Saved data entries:
>>>>

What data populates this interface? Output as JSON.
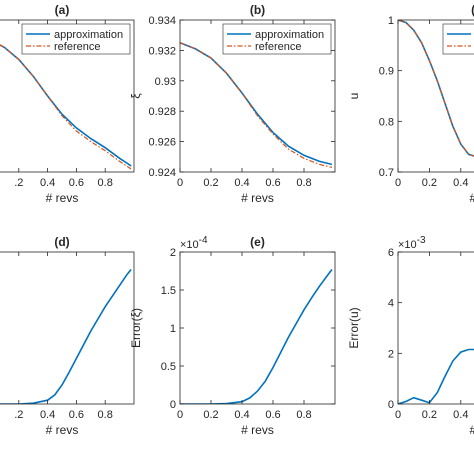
{
  "colors": {
    "approximation": "#0072BD",
    "reference": "#D95319",
    "axis": "#262626"
  },
  "chart_data": [
    {
      "id": "a",
      "type": "line",
      "title": "(a)",
      "xlabel": "# revs",
      "ylabel": "",
      "xlim": [
        0,
        1
      ],
      "ylim": [
        0.924,
        0.934
      ],
      "grid": false,
      "xtick_labels": [
        ".2",
        "0.4",
        "0.6",
        "0.8"
      ],
      "ytick_labels": [],
      "legend": {
        "entries": [
          "approximation",
          "reference"
        ],
        "placement": "top-right"
      },
      "series": [
        {
          "name": "approximation",
          "style": "solid",
          "x": [
            0,
            0.1,
            0.2,
            0.3,
            0.4,
            0.5,
            0.6,
            0.7,
            0.8,
            0.9,
            0.98
          ],
          "y": [
            0.9327,
            0.9322,
            0.9314,
            0.9303,
            0.929,
            0.9278,
            0.9269,
            0.9262,
            0.9256,
            0.9249,
            0.9244
          ]
        },
        {
          "name": "reference",
          "style": "dashdot",
          "x": [
            0,
            0.1,
            0.2,
            0.3,
            0.4,
            0.5,
            0.6,
            0.7,
            0.8,
            0.9,
            0.98
          ],
          "y": [
            0.9327,
            0.9322,
            0.9314,
            0.9303,
            0.929,
            0.9277,
            0.9267,
            0.926,
            0.9254,
            0.9247,
            0.9242
          ]
        }
      ]
    },
    {
      "id": "b",
      "type": "line",
      "title": "(b)",
      "xlabel": "# revs",
      "ylabel": "ξ",
      "xlim": [
        0,
        1
      ],
      "ylim": [
        0.924,
        0.934
      ],
      "grid": false,
      "xtick_labels": [
        "0",
        "0.2",
        "0.4",
        "0.6",
        "0.8"
      ],
      "ytick_labels": [
        "0.924",
        "0.926",
        "0.928",
        "0.93",
        "0.932",
        "0.934"
      ],
      "legend": {
        "entries": [
          "approximation",
          "reference"
        ],
        "placement": "top-right"
      },
      "series": [
        {
          "name": "approximation",
          "style": "solid",
          "x": [
            0,
            0.1,
            0.2,
            0.3,
            0.4,
            0.5,
            0.6,
            0.7,
            0.8,
            0.9,
            0.98
          ],
          "y": [
            0.9325,
            0.9321,
            0.9315,
            0.9305,
            0.9292,
            0.9278,
            0.9266,
            0.9257,
            0.9251,
            0.9247,
            0.9245
          ]
        },
        {
          "name": "reference",
          "style": "dashdot",
          "x": [
            0,
            0.1,
            0.2,
            0.3,
            0.4,
            0.5,
            0.6,
            0.7,
            0.8,
            0.9,
            0.98
          ],
          "y": [
            0.9325,
            0.9321,
            0.9315,
            0.9305,
            0.9292,
            0.9277,
            0.9265,
            0.9255,
            0.9249,
            0.9245,
            0.9243
          ]
        }
      ]
    },
    {
      "id": "c",
      "type": "line",
      "title": "(c",
      "xlabel": "# r",
      "ylabel": "u",
      "xlim": [
        0,
        1
      ],
      "ylim": [
        0.7,
        1.0
      ],
      "grid": false,
      "xtick_labels": [
        "0",
        "0.2",
        "0.4"
      ],
      "ytick_labels": [
        "0.7",
        "0.8",
        "0.9",
        "1"
      ],
      "legend": {
        "entries": [
          "",
          ""
        ],
        "placement": "top-right"
      },
      "series": [
        {
          "name": "approximation",
          "style": "solid",
          "x": [
            0,
            0.05,
            0.1,
            0.15,
            0.2,
            0.25,
            0.3,
            0.35,
            0.4,
            0.45,
            0.5
          ],
          "y": [
            1.0,
            0.995,
            0.98,
            0.955,
            0.92,
            0.88,
            0.835,
            0.79,
            0.755,
            0.735,
            0.73
          ]
        },
        {
          "name": "reference",
          "style": "dashdot",
          "x": [
            0,
            0.05,
            0.1,
            0.15,
            0.2,
            0.25,
            0.3,
            0.35,
            0.4,
            0.45,
            0.5
          ],
          "y": [
            1.0,
            0.995,
            0.98,
            0.955,
            0.92,
            0.88,
            0.835,
            0.79,
            0.755,
            0.735,
            0.73
          ]
        }
      ]
    },
    {
      "id": "d",
      "type": "line",
      "title": "(d)",
      "xlabel": "# revs",
      "ylabel": "",
      "xlim": [
        0,
        1
      ],
      "ylim": [
        0,
        2
      ],
      "grid": false,
      "xtick_labels": ".2",
      "xtick_list": [
        ".2",
        "0.4",
        "0.6",
        "0.8"
      ],
      "ytick_labels": [],
      "series": [
        {
          "name": "error",
          "x": [
            0,
            0.1,
            0.2,
            0.3,
            0.4,
            0.45,
            0.5,
            0.55,
            0.6,
            0.65,
            0.7,
            0.75,
            0.8,
            0.85,
            0.9,
            0.95,
            0.98
          ],
          "y": [
            0,
            0,
            0,
            0.01,
            0.05,
            0.12,
            0.25,
            0.42,
            0.6,
            0.78,
            0.96,
            1.12,
            1.28,
            1.42,
            1.56,
            1.7,
            1.77
          ]
        }
      ]
    },
    {
      "id": "e",
      "type": "line",
      "title": "(e)",
      "xlabel": "# revs",
      "ylabel": "Error(ξ)",
      "xlim": [
        0,
        1
      ],
      "ylim": [
        0,
        2
      ],
      "grid": false,
      "exponent": "×10",
      "exponent_power": "-4",
      "xtick_labels": [
        "0",
        "0.2",
        "0.4",
        "0.6",
        "0.8"
      ],
      "ytick_labels": [
        "0",
        "0.5",
        "1",
        "1.5",
        "2"
      ],
      "series": [
        {
          "name": "error",
          "x": [
            0,
            0.1,
            0.2,
            0.3,
            0.4,
            0.45,
            0.5,
            0.55,
            0.6,
            0.65,
            0.7,
            0.75,
            0.8,
            0.85,
            0.9,
            0.95,
            0.98
          ],
          "y": [
            0,
            0,
            0,
            0.005,
            0.03,
            0.08,
            0.17,
            0.3,
            0.48,
            0.68,
            0.88,
            1.06,
            1.24,
            1.4,
            1.55,
            1.69,
            1.77
          ]
        }
      ]
    },
    {
      "id": "f",
      "type": "line",
      "title": "(",
      "xlabel": "# r",
      "ylabel": "Error(u)",
      "xlim": [
        0,
        1
      ],
      "ylim": [
        0,
        6
      ],
      "grid": false,
      "exponent": "×10",
      "exponent_power": "-3",
      "xtick_labels": [
        "0",
        "0.2",
        "0.4"
      ],
      "ytick_labels": [
        "0",
        "2",
        "4",
        "6"
      ],
      "series": [
        {
          "name": "error",
          "x": [
            0,
            0.05,
            0.1,
            0.15,
            0.2,
            0.25,
            0.3,
            0.35,
            0.4,
            0.45,
            0.5
          ],
          "y": [
            0,
            0.1,
            0.25,
            0.15,
            0.05,
            0.45,
            1.1,
            1.7,
            2.05,
            2.15,
            2.15
          ]
        }
      ]
    }
  ]
}
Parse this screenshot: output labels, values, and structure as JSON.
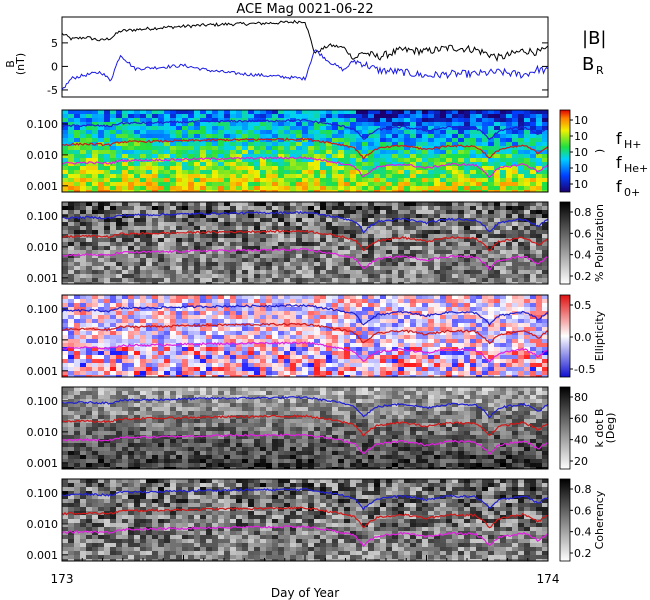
{
  "title": "ACE Mag 0021-06-22",
  "xlabel": "Day of Year",
  "x_ticks": [
    "173",
    "174"
  ],
  "legend_top": {
    "b_total": "|B|",
    "b_r": "B",
    "b_r_sub": "R",
    "colors": {
      "b_total": "#000000",
      "b_r": "#1a1ae6"
    }
  },
  "legend_freq": {
    "h_plus": {
      "main": "f",
      "sub": "H+",
      "color": "#2020d0"
    },
    "he_plus": {
      "main": "f",
      "sub": "He+",
      "color": "#d01818"
    },
    "o_plus": {
      "main": "f",
      "sub": "0+",
      "color": "#e020e0"
    }
  },
  "chart_data": [
    {
      "type": "line",
      "panel": "B",
      "ylabel": "B",
      "ylabel_unit": "(nT)",
      "y_ticks": [
        "-5",
        "0",
        "5"
      ],
      "ylim": [
        -6.5,
        10.5
      ],
      "xlim": [
        173.0,
        174.0
      ],
      "series": [
        {
          "name": "|B|",
          "color": "#000000",
          "x": [
            173.0,
            173.02,
            173.05,
            173.08,
            173.1,
            173.12,
            173.15,
            173.2,
            173.25,
            173.3,
            173.35,
            173.4,
            173.45,
            173.5,
            173.52,
            173.55,
            173.58,
            173.6,
            173.62,
            173.65,
            173.7,
            173.75,
            173.8,
            173.85,
            173.9,
            173.95,
            173.98,
            174.0
          ],
          "y": [
            7.0,
            5.8,
            6.2,
            5.5,
            6.0,
            7.5,
            7.8,
            8.2,
            8.5,
            8.8,
            9.0,
            9.1,
            9.3,
            9.6,
            2.8,
            4.5,
            4.0,
            1.6,
            3.0,
            2.0,
            3.5,
            3.2,
            4.0,
            3.6,
            1.8,
            3.4,
            3.0,
            3.6
          ]
        },
        {
          "name": "B",
          "color": "#1a1ae6",
          "x": [
            173.0,
            173.02,
            173.05,
            173.08,
            173.1,
            173.12,
            173.15,
            173.2,
            173.25,
            173.3,
            173.35,
            173.4,
            173.45,
            173.5,
            173.52,
            173.55,
            173.58,
            173.6,
            173.62,
            173.65,
            173.7,
            173.75,
            173.8,
            173.85,
            173.9,
            173.95,
            173.98,
            174.0
          ],
          "y": [
            -5.0,
            -2.5,
            -1.8,
            -1.2,
            -3.0,
            2.5,
            -0.5,
            -0.2,
            0.2,
            -0.8,
            -1.4,
            -1.8,
            -2.2,
            -2.6,
            3.6,
            1.0,
            -0.8,
            1.2,
            0.6,
            -0.8,
            -1.2,
            -2.0,
            -1.6,
            -1.6,
            -1.2,
            -1.8,
            -0.6,
            -1.0
          ]
        }
      ]
    },
    {
      "type": "heatmap",
      "panel": "power",
      "y_ticks": [
        "0.100",
        "0.010",
        "0.001"
      ],
      "colorbar": "rainbow",
      "colorbar_label": ")",
      "colorbar_ticks": [
        "10",
        "10",
        "10",
        "10",
        "10"
      ]
    },
    {
      "type": "heatmap",
      "panel": "polarization",
      "y_ticks": [
        "0.100",
        "0.010",
        "0.001"
      ],
      "colorbar": "gray",
      "colorbar_label": "% Polarization",
      "colorbar_ticks": [
        "0.8",
        "0.6",
        "0.4",
        "0.2"
      ]
    },
    {
      "type": "heatmap",
      "panel": "ellipticity",
      "y_ticks": [
        "0.100",
        "0.010",
        "0.001"
      ],
      "colorbar": "redblue",
      "colorbar_label": "Ellipticity",
      "colorbar_ticks": [
        "0.5",
        "0.0",
        "-0.5"
      ]
    },
    {
      "type": "heatmap",
      "panel": "kdotb",
      "y_ticks": [
        "0.100",
        "0.010",
        "0.001"
      ],
      "colorbar": "gray",
      "colorbar_label": "k dot B",
      "colorbar_label2": "(Deg)",
      "colorbar_ticks": [
        "80",
        "60",
        "40",
        "20"
      ]
    },
    {
      "type": "heatmap",
      "panel": "coherency",
      "y_ticks": [
        "0.100",
        "0.010",
        "0.001"
      ],
      "colorbar": "gray",
      "colorbar_label": "Coherency",
      "colorbar_ticks": [
        "0.8",
        "0.6",
        "0.4",
        "0.2"
      ]
    }
  ],
  "gyro_lines": {
    "x": [
      173.0,
      173.05,
      173.1,
      173.12,
      173.2,
      173.3,
      173.4,
      173.5,
      173.55,
      173.6,
      173.62,
      173.65,
      173.7,
      173.75,
      173.8,
      173.85,
      173.88,
      173.9,
      173.95,
      173.98,
      174.0
    ],
    "f_h_plus": [
      0.085,
      0.09,
      0.085,
      0.105,
      0.11,
      0.12,
      0.125,
      0.13,
      0.1,
      0.07,
      0.03,
      0.065,
      0.08,
      0.06,
      0.08,
      0.075,
      0.03,
      0.06,
      0.08,
      0.045,
      0.075
    ]
  }
}
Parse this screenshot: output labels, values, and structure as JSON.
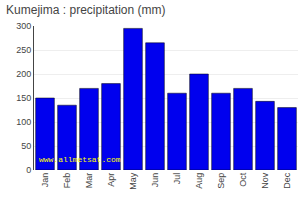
{
  "chart_data": {
    "type": "bar",
    "title": "Kumejima : precipitation (mm)",
    "categories": [
      "Jan",
      "Feb",
      "Mar",
      "Apr",
      "May",
      "Jun",
      "Jul",
      "Aug",
      "Sep",
      "Oct",
      "Nov",
      "Dec"
    ],
    "values": [
      150,
      135,
      170,
      180,
      295,
      265,
      160,
      200,
      160,
      170,
      143,
      130
    ],
    "color": "#0000ee",
    "ylim": [
      0,
      300
    ],
    "yticks": [
      0,
      50,
      100,
      150,
      200,
      250,
      300
    ],
    "grid": true,
    "annotations": [
      {
        "text": "www.allmetsat.com",
        "color": "#ffff00"
      }
    ]
  }
}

<<<<

• REQUIREMENT
Across the material above, count every line holding "title" and write down only the number.

• SOLUTION TO THIS EXERCISE
8